**Exercise task:** Return each line holding the string "bold".

* BEGIN *

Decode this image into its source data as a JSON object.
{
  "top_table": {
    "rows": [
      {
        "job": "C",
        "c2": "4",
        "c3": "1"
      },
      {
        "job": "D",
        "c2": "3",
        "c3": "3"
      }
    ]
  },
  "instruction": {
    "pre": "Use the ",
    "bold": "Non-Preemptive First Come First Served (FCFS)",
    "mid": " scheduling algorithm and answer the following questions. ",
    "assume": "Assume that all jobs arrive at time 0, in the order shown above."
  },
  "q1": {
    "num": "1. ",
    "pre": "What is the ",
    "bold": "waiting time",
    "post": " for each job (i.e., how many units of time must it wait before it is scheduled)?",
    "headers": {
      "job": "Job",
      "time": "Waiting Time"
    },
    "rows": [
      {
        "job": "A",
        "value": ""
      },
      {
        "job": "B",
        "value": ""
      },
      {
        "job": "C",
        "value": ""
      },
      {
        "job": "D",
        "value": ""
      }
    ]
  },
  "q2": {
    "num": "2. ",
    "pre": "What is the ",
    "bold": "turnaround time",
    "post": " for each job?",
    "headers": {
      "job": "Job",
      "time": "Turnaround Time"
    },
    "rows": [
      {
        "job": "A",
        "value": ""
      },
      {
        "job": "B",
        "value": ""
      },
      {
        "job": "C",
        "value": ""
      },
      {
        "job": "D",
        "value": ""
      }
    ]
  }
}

* END *

**Correct result:**
    "bold": "Non-Preemptive First Come First Served (FCFS)",
    "bold": "waiting time",
    "bold": "turnaround time",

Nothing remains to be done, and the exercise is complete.